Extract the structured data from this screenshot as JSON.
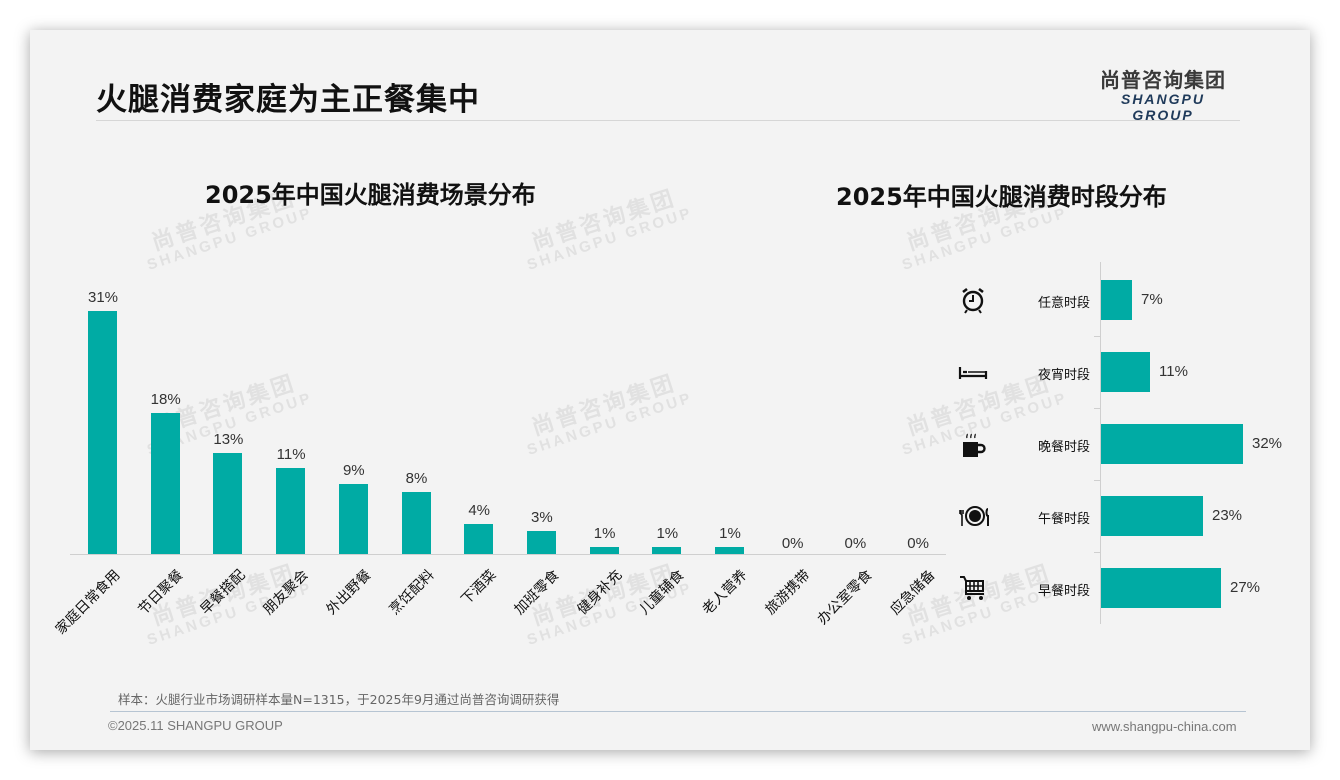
{
  "page": {
    "title": "火腿消费家庭为主正餐集中",
    "logo_cn": "尚普咨询集团",
    "logo_en": "SHANGPU GROUP",
    "watermark_cn": "尚普咨询集团",
    "watermark_en": "SHANGPU GROUP",
    "note": "样本：火腿行业市场调研样本量N=1315，于2025年9月通过尚普咨询调研获得",
    "footer_left": "©2025.11 SHANGPU GROUP",
    "footer_right": "www.shangpu-china.com",
    "accent_color": "#00aba4"
  },
  "chart_data": [
    {
      "type": "bar",
      "title": "2025年中国火腿消费场景分布",
      "xlabel": "",
      "ylabel": "",
      "categories": [
        "家庭日常食用",
        "节日聚餐",
        "早餐搭配",
        "朋友聚会",
        "外出野餐",
        "烹饪配料",
        "下酒菜",
        "加班零食",
        "健身补充",
        "儿童辅食",
        "老人营养",
        "旅游携带",
        "办公室零食",
        "应急储备"
      ],
      "values": [
        31,
        18,
        13,
        11,
        9,
        8,
        4,
        3,
        1,
        1,
        1,
        0,
        0,
        0
      ],
      "labels": [
        "31%",
        "18%",
        "13%",
        "11%",
        "9%",
        "8%",
        "4%",
        "3%",
        "1%",
        "1%",
        "1%",
        "0%",
        "0%",
        "0%"
      ],
      "unit": "%",
      "grid": false,
      "color": "#00aba4"
    },
    {
      "type": "bar",
      "orientation": "horizontal",
      "title": "2025年中国火腿消费时段分布",
      "categories": [
        "任意时段",
        "夜宵时段",
        "晚餐时段",
        "午餐时段",
        "早餐时段"
      ],
      "values": [
        7,
        11,
        32,
        23,
        27
      ],
      "labels": [
        "7%",
        "11%",
        "32%",
        "23%",
        "27%"
      ],
      "icons": [
        "alarm-clock-icon",
        "bed-icon",
        "coffee-cup-icon",
        "plate-cutlery-icon",
        "shopping-cart-icon"
      ],
      "unit": "%",
      "grid": false,
      "color": "#00aba4"
    }
  ]
}
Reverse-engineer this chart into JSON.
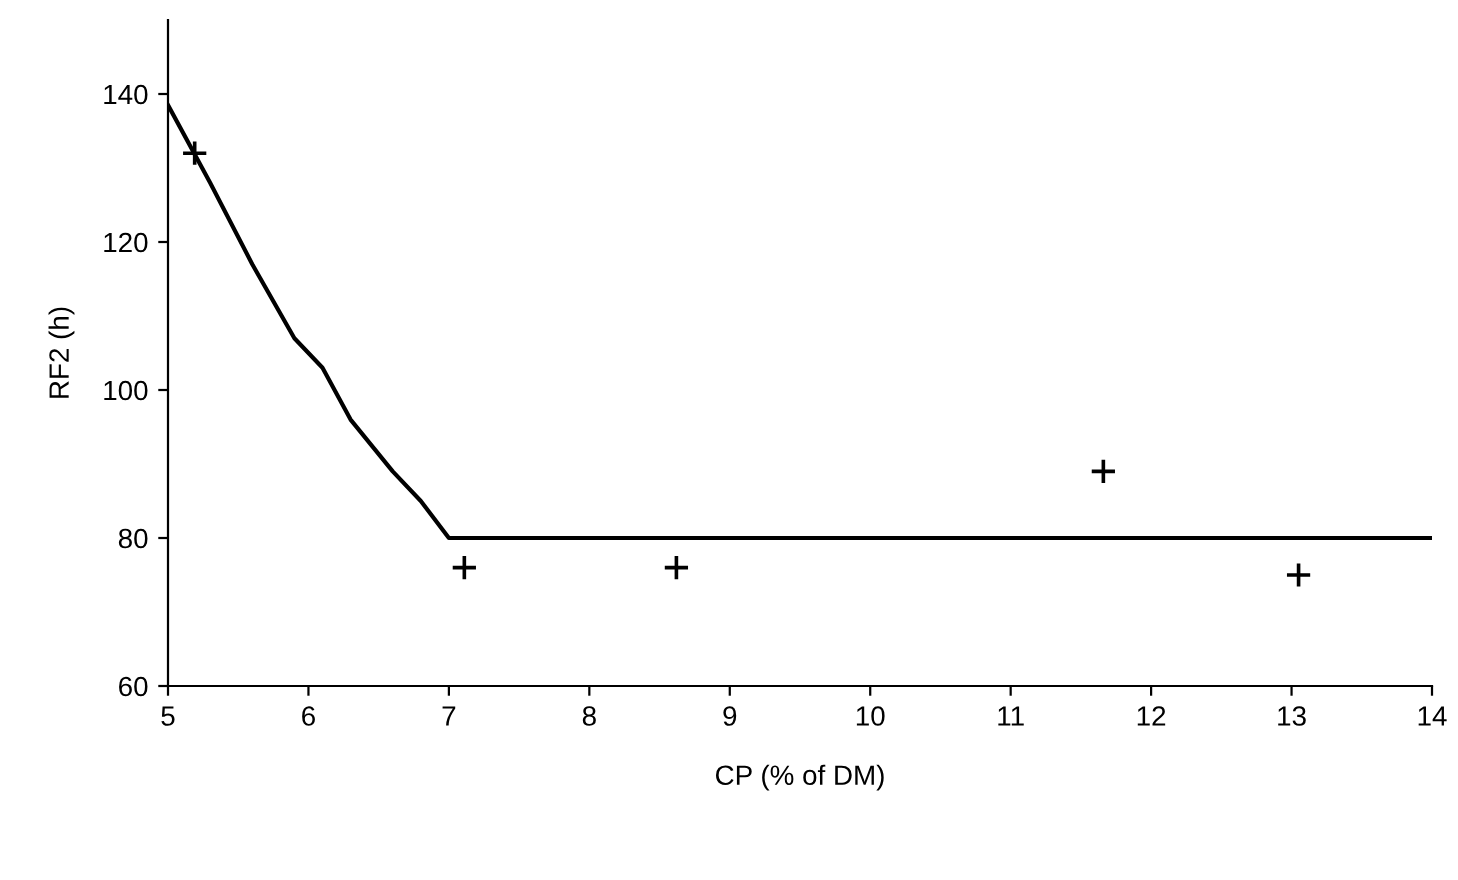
{
  "chart_data": {
    "type": "scatter",
    "xlabel": "CP (% of DM)",
    "ylabel": "RF2 (h)",
    "series": [
      {
        "color": "#000000",
        "marker": "cross",
        "x": [
          5.19,
          7.11,
          8.62,
          11.66,
          13.05
        ],
        "values": [
          132,
          76,
          76,
          89,
          75
        ]
      },
      {
        "type": "line",
        "color": "#000000",
        "marker": "none",
        "x": [
          5.0,
          5.3,
          5.6,
          5.9,
          6.1,
          6.3,
          6.6,
          6.8,
          7.0,
          14.0
        ],
        "values": [
          138.5,
          128,
          117,
          107,
          103,
          96,
          89,
          85,
          80,
          80
        ]
      }
    ],
    "xlim": [
      5,
      14
    ],
    "xticks": [
      5,
      6,
      7,
      8,
      9,
      10,
      11,
      12,
      13,
      14
    ],
    "ylim": [
      60,
      150
    ],
    "yticks": [
      60,
      80,
      100,
      120,
      140
    ],
    "grid": false,
    "legend": false
  }
}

※

> [What you need to do]
Reproduce all entries exactly. Pictures do not belong in the copy.

> [Correct output]
Extract the structured data from this screenshot as JSON.
{
  "page": {
    "title": "火腿消费家庭为主正餐集中",
    "logo_cn": "尚普咨询集团",
    "logo_en": "SHANGPU GROUP",
    "watermark_cn": "尚普咨询集团",
    "watermark_en": "SHANGPU GROUP",
    "note": "样本：火腿行业市场调研样本量N=1315，于2025年9月通过尚普咨询调研获得",
    "footer_left": "©2025.11 SHANGPU GROUP",
    "footer_right": "www.shangpu-china.com",
    "accent_color": "#00aba4"
  },
  "chart_data": [
    {
      "type": "bar",
      "title": "2025年中国火腿消费场景分布",
      "xlabel": "",
      "ylabel": "",
      "categories": [
        "家庭日常食用",
        "节日聚餐",
        "早餐搭配",
        "朋友聚会",
        "外出野餐",
        "烹饪配料",
        "下酒菜",
        "加班零食",
        "健身补充",
        "儿童辅食",
        "老人营养",
        "旅游携带",
        "办公室零食",
        "应急储备"
      ],
      "values": [
        31,
        18,
        13,
        11,
        9,
        8,
        4,
        3,
        1,
        1,
        1,
        0,
        0,
        0
      ],
      "labels": [
        "31%",
        "18%",
        "13%",
        "11%",
        "9%",
        "8%",
        "4%",
        "3%",
        "1%",
        "1%",
        "1%",
        "0%",
        "0%",
        "0%"
      ],
      "unit": "%",
      "grid": false,
      "color": "#00aba4"
    },
    {
      "type": "bar",
      "orientation": "horizontal",
      "title": "2025年中国火腿消费时段分布",
      "categories": [
        "任意时段",
        "夜宵时段",
        "晚餐时段",
        "午餐时段",
        "早餐时段"
      ],
      "values": [
        7,
        11,
        32,
        23,
        27
      ],
      "labels": [
        "7%",
        "11%",
        "32%",
        "23%",
        "27%"
      ],
      "icons": [
        "alarm-clock-icon",
        "bed-icon",
        "coffee-cup-icon",
        "plate-cutlery-icon",
        "shopping-cart-icon"
      ],
      "unit": "%",
      "grid": false,
      "color": "#00aba4"
    }
  ]
}
Reverse-engineer this chart into JSON.
{
  "chart_data": {
    "type": "scatter",
    "xlabel": "CP (% of DM)",
    "ylabel": "RF2 (h)",
    "series": [
      {
        "color": "#000000",
        "marker": "cross",
        "x": [
          5.19,
          7.11,
          8.62,
          11.66,
          13.05
        ],
        "values": [
          132,
          76,
          76,
          89,
          75
        ]
      },
      {
        "type": "line",
        "color": "#000000",
        "marker": "none",
        "x": [
          5.0,
          5.3,
          5.6,
          5.9,
          6.1,
          6.3,
          6.6,
          6.8,
          7.0,
          14.0
        ],
        "values": [
          138.5,
          128,
          117,
          107,
          103,
          96,
          89,
          85,
          80,
          80
        ]
      }
    ],
    "xlim": [
      5,
      14
    ],
    "xticks": [
      5,
      6,
      7,
      8,
      9,
      10,
      11,
      12,
      13,
      14
    ],
    "ylim": [
      60,
      150
    ],
    "yticks": [
      60,
      80,
      100,
      120,
      140
    ],
    "grid": false,
    "legend": false
  }
}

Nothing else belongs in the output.